■ Dataset items:
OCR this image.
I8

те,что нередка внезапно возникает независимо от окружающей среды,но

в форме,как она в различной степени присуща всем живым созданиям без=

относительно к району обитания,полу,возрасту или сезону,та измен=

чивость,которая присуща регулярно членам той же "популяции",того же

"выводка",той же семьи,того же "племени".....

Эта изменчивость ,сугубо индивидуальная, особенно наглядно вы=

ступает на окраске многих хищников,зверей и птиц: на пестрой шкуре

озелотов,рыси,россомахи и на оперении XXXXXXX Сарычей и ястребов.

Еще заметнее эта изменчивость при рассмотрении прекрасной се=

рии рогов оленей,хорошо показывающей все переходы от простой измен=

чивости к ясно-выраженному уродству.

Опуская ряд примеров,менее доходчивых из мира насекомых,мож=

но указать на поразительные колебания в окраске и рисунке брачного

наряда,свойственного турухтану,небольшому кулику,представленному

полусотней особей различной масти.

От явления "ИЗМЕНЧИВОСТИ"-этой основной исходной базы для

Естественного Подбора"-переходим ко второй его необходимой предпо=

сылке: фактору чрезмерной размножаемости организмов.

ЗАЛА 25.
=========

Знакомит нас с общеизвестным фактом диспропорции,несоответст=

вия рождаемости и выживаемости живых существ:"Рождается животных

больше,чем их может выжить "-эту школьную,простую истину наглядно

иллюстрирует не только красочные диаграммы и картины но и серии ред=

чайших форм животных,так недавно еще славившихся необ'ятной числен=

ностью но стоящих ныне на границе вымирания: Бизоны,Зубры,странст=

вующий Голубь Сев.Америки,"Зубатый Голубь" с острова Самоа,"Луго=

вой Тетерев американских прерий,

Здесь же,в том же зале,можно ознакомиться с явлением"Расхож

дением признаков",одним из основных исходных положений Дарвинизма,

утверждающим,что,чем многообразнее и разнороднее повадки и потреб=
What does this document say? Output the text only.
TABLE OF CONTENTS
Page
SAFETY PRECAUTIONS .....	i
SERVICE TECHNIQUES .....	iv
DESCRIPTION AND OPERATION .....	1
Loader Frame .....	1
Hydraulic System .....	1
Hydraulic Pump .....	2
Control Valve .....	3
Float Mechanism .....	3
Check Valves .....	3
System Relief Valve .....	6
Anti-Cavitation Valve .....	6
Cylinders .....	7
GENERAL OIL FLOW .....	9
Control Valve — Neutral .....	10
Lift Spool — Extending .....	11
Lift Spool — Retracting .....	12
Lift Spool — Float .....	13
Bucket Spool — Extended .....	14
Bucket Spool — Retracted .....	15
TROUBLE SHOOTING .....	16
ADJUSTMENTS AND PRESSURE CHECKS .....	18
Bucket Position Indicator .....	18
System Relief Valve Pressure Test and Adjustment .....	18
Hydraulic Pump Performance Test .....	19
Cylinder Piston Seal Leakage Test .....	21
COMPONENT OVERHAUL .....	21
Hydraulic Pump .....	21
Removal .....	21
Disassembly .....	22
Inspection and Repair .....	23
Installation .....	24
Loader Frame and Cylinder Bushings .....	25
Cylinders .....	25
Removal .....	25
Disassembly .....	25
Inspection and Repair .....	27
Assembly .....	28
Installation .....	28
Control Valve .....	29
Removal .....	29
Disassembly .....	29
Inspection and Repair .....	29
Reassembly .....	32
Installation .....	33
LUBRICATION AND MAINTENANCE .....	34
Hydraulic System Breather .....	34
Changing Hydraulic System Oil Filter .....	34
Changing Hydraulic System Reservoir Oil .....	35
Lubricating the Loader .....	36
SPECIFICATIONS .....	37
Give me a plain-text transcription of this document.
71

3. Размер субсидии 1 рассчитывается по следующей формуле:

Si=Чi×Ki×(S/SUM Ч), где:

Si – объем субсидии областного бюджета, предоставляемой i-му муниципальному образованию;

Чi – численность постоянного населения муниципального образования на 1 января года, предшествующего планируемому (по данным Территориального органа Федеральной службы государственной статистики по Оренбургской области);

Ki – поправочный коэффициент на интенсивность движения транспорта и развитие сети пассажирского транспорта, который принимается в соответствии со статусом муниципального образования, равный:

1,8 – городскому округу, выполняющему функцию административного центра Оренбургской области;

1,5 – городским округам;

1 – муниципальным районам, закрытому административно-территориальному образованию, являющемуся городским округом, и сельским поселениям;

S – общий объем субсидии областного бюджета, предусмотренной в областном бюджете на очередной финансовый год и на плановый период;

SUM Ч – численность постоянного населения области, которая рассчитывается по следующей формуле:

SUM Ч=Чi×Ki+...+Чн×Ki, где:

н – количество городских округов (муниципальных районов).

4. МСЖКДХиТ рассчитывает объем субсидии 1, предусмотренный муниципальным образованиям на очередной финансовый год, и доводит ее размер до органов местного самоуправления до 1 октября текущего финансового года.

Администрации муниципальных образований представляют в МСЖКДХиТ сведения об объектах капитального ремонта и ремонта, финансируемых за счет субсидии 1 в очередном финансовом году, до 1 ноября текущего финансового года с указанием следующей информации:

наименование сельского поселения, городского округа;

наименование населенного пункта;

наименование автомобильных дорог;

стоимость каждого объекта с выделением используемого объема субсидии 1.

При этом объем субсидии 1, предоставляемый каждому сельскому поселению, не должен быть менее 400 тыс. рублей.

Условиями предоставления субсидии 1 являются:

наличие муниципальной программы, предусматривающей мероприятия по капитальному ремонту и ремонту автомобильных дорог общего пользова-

■ Given instruction: Restate the whole of the material exactly.

■ Task solution:
OCR this image.
I8

те,что нередка внезапно возникает независимо от окружающей среды,но

в форме,как она в различной степени присуща всем живым созданиям без=

относительно к району обитания,полу,возрасту или сезону,та измен=

чивость,которая присуща регулярно членам той же "популяции",того же

"выводка",той же семьи,того же "племени".....

Эта изменчивость ,сугубо индивидуальная, особенно наглядно вы=

ступает на окраске многих хищников,зверей и птиц: на пестрой шкуре

озелотов,рыси,россомахи и на оперении XXXXXXX Сарычей и ястребов.

Еще заметнее эта изменчивость при рассмотрении прекрасной се=

рии рогов оленей,хорошо показывающей все переходы от простой измен=

чивости к ясно-выраженному уродству.

Опуская ряд примеров,менее доходчивых из мира насекомых,мож=

но указать на поразительные колебания в окраске и рисунке брачного

наряда,свойственного турухтану,небольшому кулику,представленному

полусотней особей различной масти.

От явления "ИЗМЕНЧИВОСТИ"-этой основной исходной базы для

Естественного Подбора"-переходим ко второй его необходимой предпо=

сылке: фактору чрезмерной размножаемости организмов.

ЗАЛА 25.
=========

Знакомит нас с общеизвестным фактом диспропорции,несоответст=

вия рождаемости и выживаемости живых существ:"Рождается животных

больше,чем их может выжить "-эту школьную,простую истину наглядно

иллюстрирует не только красочные диаграммы и картины но и серии ред=

чайших форм животных,так недавно еще славившихся необ'ятной числен=

ностью но стоящих ныне на границе вымирания: Бизоны,Зубры,странст=

вующий Голубь Сев.Америки,"Зубатый Голубь" с острова Самоа,"Луго=

вой Тетерев американских прерий,

Здесь же,в том же зале,можно ознакомиться с явлением"Расхож

дением признаков",одним из основных исходных положений Дарвинизма,

утверждающим,что,чем многообразнее и разнороднее повадки и потреб=
What does this document say? Output the text only.
TABLE OF CONTENTS
Page
SAFETY PRECAUTIONS .....	i
SERVICE TECHNIQUES .....	iv
DESCRIPTION AND OPERATION .....	1
Loader Frame .....	1
Hydraulic System .....	1
Hydraulic Pump .....	2
Control Valve .....	3
Float Mechanism .....	3
Check Valves .....	3
System Relief Valve .....	6
Anti-Cavitation Valve .....	6
Cylinders .....	7
GENERAL OIL FLOW .....	9
Control Valve — Neutral .....	10
Lift Spool — Extending .....	11
Lift Spool — Retracting .....	12
Lift Spool — Float .....	13
Bucket Spool — Extended .....	14
Bucket Spool — Retracted .....	15
TROUBLE SHOOTING .....	16
ADJUSTMENTS AND PRESSURE CHECKS .....	18
Bucket Position Indicator .....	18
System Relief Valve Pressure Test and Adjustment .....	18
Hydraulic Pump Performance Test .....	19
Cylinder Piston Seal Leakage Test .....	21
COMPONENT OVERHAUL .....	21
Hydraulic Pump .....	21
Removal .....	21
Disassembly .....	22
Inspection and Repair .....	23
Installation .....	24
Loader Frame and Cylinder Bushings .....	25
Cylinders .....	25
Removal .....	25
Disassembly .....	25
Inspection and Repair .....	27
Assembly .....	28
Installation .....	28
Control Valve .....	29
Removal .....	29
Disassembly .....	29
Inspection and Repair .....	29
Reassembly .....	32
Installation .....	33
LUBRICATION AND MAINTENANCE .....	34
Hydraulic System Breather .....	34
Changing Hydraulic System Oil Filter .....	34
Changing Hydraulic System Reservoir Oil .....	35
Lubricating the Loader .....	36
SPECIFICATIONS .....	37
Give me a plain-text transcription of this document.
71

3. Размер субсидии 1 рассчитывается по следующей формуле:

Si=Чi×Ki×(S/SUM Ч), где:

Si – объем субсидии областного бюджета, предоставляемой i-му муниципальному образованию;

Чi – численность постоянного населения муниципального образования на 1 января года, предшествующего планируемому (по данным Территориального органа Федеральной службы государственной статистики по Оренбургской области);

Ki – поправочный коэффициент на интенсивность движения транспорта и развитие сети пассажирского транспорта, который принимается в соответствии со статусом муниципального образования, равный:

1,8 – городскому округу, выполняющему функцию административного центра Оренбургской области;

1,5 – городским округам;

1 – муниципальным районам, закрытому административно-территориальному образованию, являющемуся городским округом, и сельским поселениям;

S – общий объем субсидии областного бюджета, предусмотренной в областном бюджете на очередной финансовый год и на плановый период;

SUM Ч – численность постоянного населения области, которая рассчитывается по следующей формуле:

SUM Ч=Чi×Ki+...+Чн×Ki, где:

н – количество городских округов (муниципальных районов).

4. МСЖКДХиТ рассчитывает объем субсидии 1, предусмотренный муниципальным образованиям на очередной финансовый год, и доводит ее размер до органов местного самоуправления до 1 октября текущего финансового года.

Администрации муниципальных образований представляют в МСЖКДХиТ сведения об объектах капитального ремонта и ремонта, финансируемых за счет субсидии 1 в очередном финансовом году, до 1 ноября текущего финансового года с указанием следующей информации:

наименование сельского поселения, городского округа;

наименование населенного пункта;

наименование автомобильных дорог;

стоимость каждого объекта с выделением используемого объема субсидии 1.

При этом объем субсидии 1, предоставляемый каждому сельскому поселению, не должен быть менее 400 тыс. рублей.

Условиями предоставления субсидии 1 являются:

наличие муниципальной программы, предусматривающей мероприятия по капитальному ремонту и ремонту автомобильных дорог общего пользова-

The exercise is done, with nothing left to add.